- Job A -
From the Kentucky judicial disclosure article, list every state named as scoring lower than Kentucky.

>> start Source text

NEWS: Supreme Court of Kentucky Receives a “Failing” Grade on the Financial Disclosure Requirements for the Justices

2013.12.07 BlackboardKentucky gets a failing grade on its report card published by the Center for Public Integrity which evaluated the disclosure rules for judges in the highest state courts nationwide in story entitled “Justice Obscured”. This report was addressed locally at and in the Courier Journal, neither of which could be called “hard hitting” stories but simply light-weight digests from the report. The report using a set of reasonably objective criteria found that Kentucky was among the 43 states who received failing marks in the area of financial disclosures at our highest court.  Worse yet, Kentucky was near the bottom on the numerical ratings receiving a score of 15 out of a possible 100 with only Idaho, Montana and Utah receiving lower scores.  The highest score went to the federal judiciary with a score of 84, followed by Califoria with a “77”. For example, the Justices are NOT required to disclose his/her household income; the justice’s investments, gift and reimbursements for the the justice, spouse or dependent children; or liabilities of the justice, spouse or dependent children.  In those areas our Justices received a “zero” out of a possible 80 points!  Not all was dark for the Supremes; they received a 10/10 on accountability for filing and 5/10 for public access to the filing record. Individual financial reports for each of the sitting Kentucky Supreme Court Justices for 2012 are available as follows:

Some extracts from their web page discussing the report (Center for Public Integrity) relative to Kentucky are as follows:

In Kentucky, a state that earned just 15 points, judges are not required to provide the names of companies in which they have a financial interest. They report family stock ownership in companies in broad categories such as “insurance,” “entertainment” and “energy.” * * * “Forty-seven other states have them. What’s wrong with you guys?” asked Les Abramson, a University of Louisville law professor who specializes in judicial ethics. * * * “The appearance of impartiality is as important as the fact of impartiality,” said Abramson, the Louisville law professor, who is married to Kentucky Supreme Court Justice Lisabeth Abramson. “It’s really about how the public perceives the judiciary.”

Here is a summary on Kentucky’s report card at CPI with links to each justice’s financial disclosures:

The Center for Public Integrity evaluated the disclosure rules for judges in the highest state courts nationwide. The level of disclosure in the 50 states and the District of Columbia was poor, with 43 receiving failing grades, making it difficult for the public to identify potential conflicts of interest on the bench. Despite the lack of information in the public records, the Center’s investigation found nearly three dozen conflicts, questionable gifts and entanglements among top judges around the country. Here’s what the Center found in Kentucky:

how it rankstotal score


There are few strengths to tout about Kentucky’s financial disclosure requirements. However, the state does attach strong enforcement measures to its financial disclosure rules. Supreme Court justices who fail to file or who report fraudulent information risk losing their seat on the bench.


Kentucky’s financial disclosure form includes sections in which judges must disclose stocks, real estate and outside employers, but it also tells judges that they are “not required” to provide names of companies in which they have a financial interest. By omitting company names, it is practically impossible to identify possible conflicts of interest. Additionally, Kentucky fails to ask for information about the gifts or reimbursed expenses its judges receive.

>> end Source text
>> start Data rows

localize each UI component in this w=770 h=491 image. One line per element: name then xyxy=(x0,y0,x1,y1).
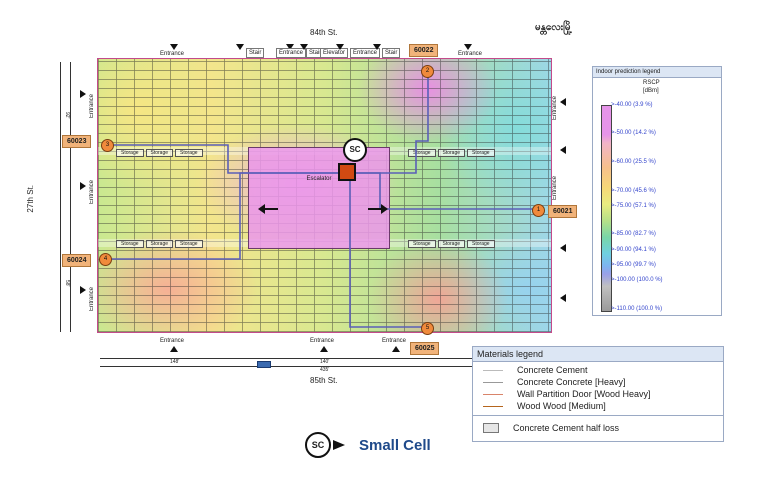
dimension-line-left xyxy=(60,62,61,332)
dimension-line-left-inner xyxy=(70,62,71,332)
legend-metric: RSCP xyxy=(643,80,660,86)
material-line-swatch xyxy=(483,393,503,395)
entrance-label: Entrance xyxy=(89,180,95,205)
dimension-left-b: 58' xyxy=(64,280,70,287)
cell-id-60024: 60024 xyxy=(62,254,92,267)
cell-id-60025: 60025 xyxy=(410,342,440,355)
material-item: Concrete Cement half loss xyxy=(483,423,619,433)
entrance-arrow-icon xyxy=(336,44,344,50)
entrance-label: Entrance xyxy=(160,338,185,344)
material-line-swatch xyxy=(483,381,503,383)
entrance-label: Entrance xyxy=(382,338,407,344)
legend-tick: >-85.00 (82.7 %) xyxy=(611,231,656,237)
escalator-arrowhead-right-icon xyxy=(381,204,388,214)
entrance-label: Entrance xyxy=(552,96,558,121)
street-top-label: 84th St. xyxy=(310,28,338,37)
material-label: Wall Partition Door [Wood Heavy] xyxy=(517,389,651,399)
indoor-prediction-legend: Indoor prediction legend RSCP [dBm] >-40… xyxy=(592,66,722,316)
route-to-60021 xyxy=(347,172,538,210)
antenna-node-5: 5 xyxy=(421,322,434,335)
entrance-label: Entrance xyxy=(552,176,558,201)
entrance-arrow-icon xyxy=(560,244,566,252)
material-line-swatch xyxy=(483,405,503,407)
cell-id-60021: 60021 xyxy=(548,205,578,218)
street-left-label: 27th St. xyxy=(26,185,35,213)
entrance-label: Entrance xyxy=(160,51,185,57)
small-cell-icon: SC xyxy=(305,432,331,458)
material-item: Wall Partition Door [Wood Heavy] xyxy=(483,389,651,399)
cable-route-overlay xyxy=(108,71,538,328)
small-cell-pointer-icon xyxy=(333,440,345,450)
entrance-label: Entrance xyxy=(310,338,335,344)
legend-tick: >-95.00 (99.7 %) xyxy=(611,262,656,268)
legend-tick: >-70.00 (45.6 %) xyxy=(611,188,656,194)
entrance-arrow-icon xyxy=(560,98,566,106)
antenna-node-1: 1 xyxy=(532,204,545,217)
material-label: Concrete Concrete [Heavy] xyxy=(517,377,626,387)
floor-plan-heatmap: Storage Storage Storage Storage Storage … xyxy=(97,58,552,333)
city-name-label: မန္တလေးမြို့ xyxy=(535,22,573,33)
legend-tick: >-50.00 (14.2 %) xyxy=(611,130,656,136)
dimension-bottom-b: 140' xyxy=(320,359,330,365)
entrance-label: Entrance xyxy=(89,287,95,312)
antenna-node-2: 2 xyxy=(421,65,434,78)
entrance-arrow-icon xyxy=(80,90,86,98)
material-item: Wood Wood [Medium] xyxy=(483,401,606,411)
legend-tick: >-100.00 (100.0 %) xyxy=(611,277,663,283)
entrance-arrow-icon xyxy=(320,346,328,352)
small-cell-caption: SC Small Cell xyxy=(305,432,431,458)
material-label: Wood Wood [Medium] xyxy=(517,401,606,411)
material-label: Concrete Cement half loss xyxy=(513,423,620,433)
entrance-arrow-icon xyxy=(80,286,86,294)
entrance-arrow-icon xyxy=(236,44,244,50)
entrance-arrow-icon xyxy=(170,346,178,352)
entrance-arrow-icon xyxy=(392,346,400,352)
legend-tick: >-90.00 (94.1 %) xyxy=(611,247,656,253)
route-to-60025 xyxy=(347,172,428,328)
small-cell-marker xyxy=(338,163,356,181)
antenna-node-3: 3 xyxy=(101,139,114,152)
entrance-label: Entrance xyxy=(89,94,95,119)
material-item: Concrete Concrete [Heavy] xyxy=(483,377,626,387)
material-line-swatch xyxy=(483,369,503,371)
materials-legend-title: Materials legend xyxy=(473,347,723,362)
entrance-arrow-icon xyxy=(373,44,381,50)
entrance-arrow-icon xyxy=(80,182,86,190)
materials-legend: Materials legend Concrete Cement Concret… xyxy=(472,346,724,442)
dimension-bottom-total: 435' xyxy=(320,367,330,373)
material-label: Concrete Cement xyxy=(517,365,588,375)
escalator-arrowhead-left-icon xyxy=(258,204,265,214)
dimension-left-a: 92' xyxy=(64,112,70,119)
materials-divider xyxy=(473,415,723,416)
small-cell-badge: SC xyxy=(343,138,367,162)
street-bottom-label: 85th St. xyxy=(310,376,338,385)
gate-stair: Stair xyxy=(246,48,265,58)
legend-tick: >-40.00 (3.9 %) xyxy=(611,102,653,108)
legend-tick: >-60.00 (25.5 %) xyxy=(611,159,656,165)
legend-tick: >-110.00 (100.0 %) xyxy=(611,306,663,312)
entrance-arrow-icon xyxy=(560,294,566,302)
legend-unit: [dBm] xyxy=(643,88,659,94)
entrance-arrow-icon xyxy=(560,146,566,154)
cell-id-60022: 60022 xyxy=(409,44,439,57)
small-cell-caption-text: Small Cell xyxy=(359,436,431,454)
entrance-arrow-icon xyxy=(464,44,472,50)
material-fill-swatch xyxy=(483,423,499,433)
scale-marker xyxy=(257,361,271,368)
legend-tick: >-75.00 (57.1 %) xyxy=(611,203,656,209)
material-item: Concrete Cement xyxy=(483,365,588,375)
gate-stair: Stair xyxy=(382,48,401,58)
route-to-60024 xyxy=(108,172,347,260)
cell-id-60023: 60023 xyxy=(62,135,92,148)
entrance-label: Entrance xyxy=(458,51,483,57)
dimension-bottom-a: 148' xyxy=(170,359,180,365)
entrance-arrow-icon xyxy=(170,44,178,50)
legend-title: Indoor prediction legend xyxy=(593,67,721,78)
route-to-60023 xyxy=(112,144,347,174)
antenna-node-4: 4 xyxy=(99,253,112,266)
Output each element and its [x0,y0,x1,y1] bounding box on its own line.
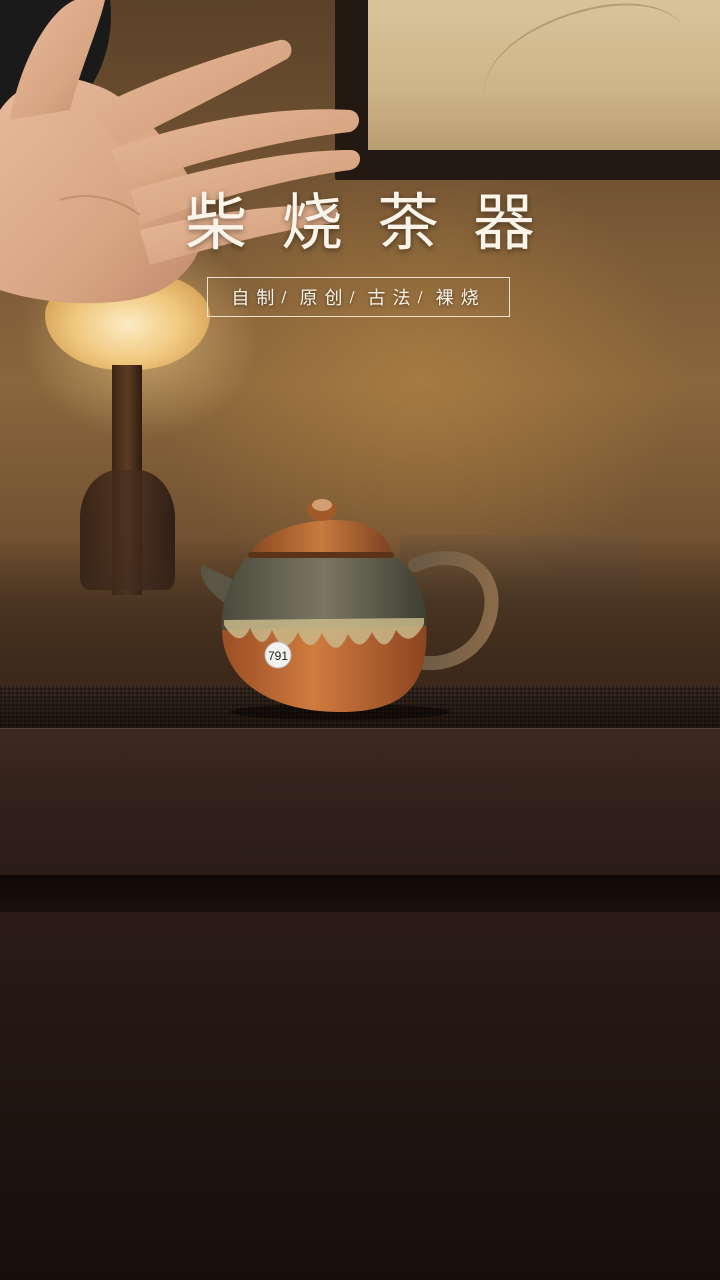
subtitle-separator: / [281,288,294,306]
photo-scene: 791 柴烧茶器 自制 / 原创 / 古法 / 裸烧 [0,0,720,1280]
teapot-label-text: 791 [268,649,288,663]
hand [0,0,361,304]
subtitle-item: 原创 [299,288,350,309]
teapot: 791 [200,499,499,720]
table-front [0,912,720,1280]
subtitle-box: 自制 / 原创 / 古法 / 裸烧 [207,277,510,317]
table-lip [0,875,720,915]
subtitle-item: 自制 [231,288,282,309]
subtitle-item: 古法 [367,288,418,309]
page-title: 柴烧茶器 [184,186,569,259]
subtitle-item: 裸烧 [435,288,486,309]
table-top-edge [0,728,720,879]
subtitle-separator: / [417,288,430,306]
subtitle-separator: / [349,288,362,306]
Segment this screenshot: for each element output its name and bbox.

>> end Data rows

- Job B -
Update the rows between the line holding "dimension-line-left xyxy=(60,62,61,332)" and the line holding "dimension-left-b: 58' xyxy=(64,280,70,287)", inclusive, so that "material-line-swatch" becomes "material-swatch-line" and nothing else changes. Please return only those lines.

- Exercise result A -
Idaho, Montana, Utah

- Exercise result B -
dimension-line-left xyxy=(60,62,61,332)
dimension-line-left-inner xyxy=(70,62,71,332)
legend-metric: RSCP xyxy=(643,80,660,86)
material-swatch-line xyxy=(483,393,503,395)
entrance-label: Entrance xyxy=(89,180,95,205)
dimension-left-b: 58' xyxy=(64,280,70,287)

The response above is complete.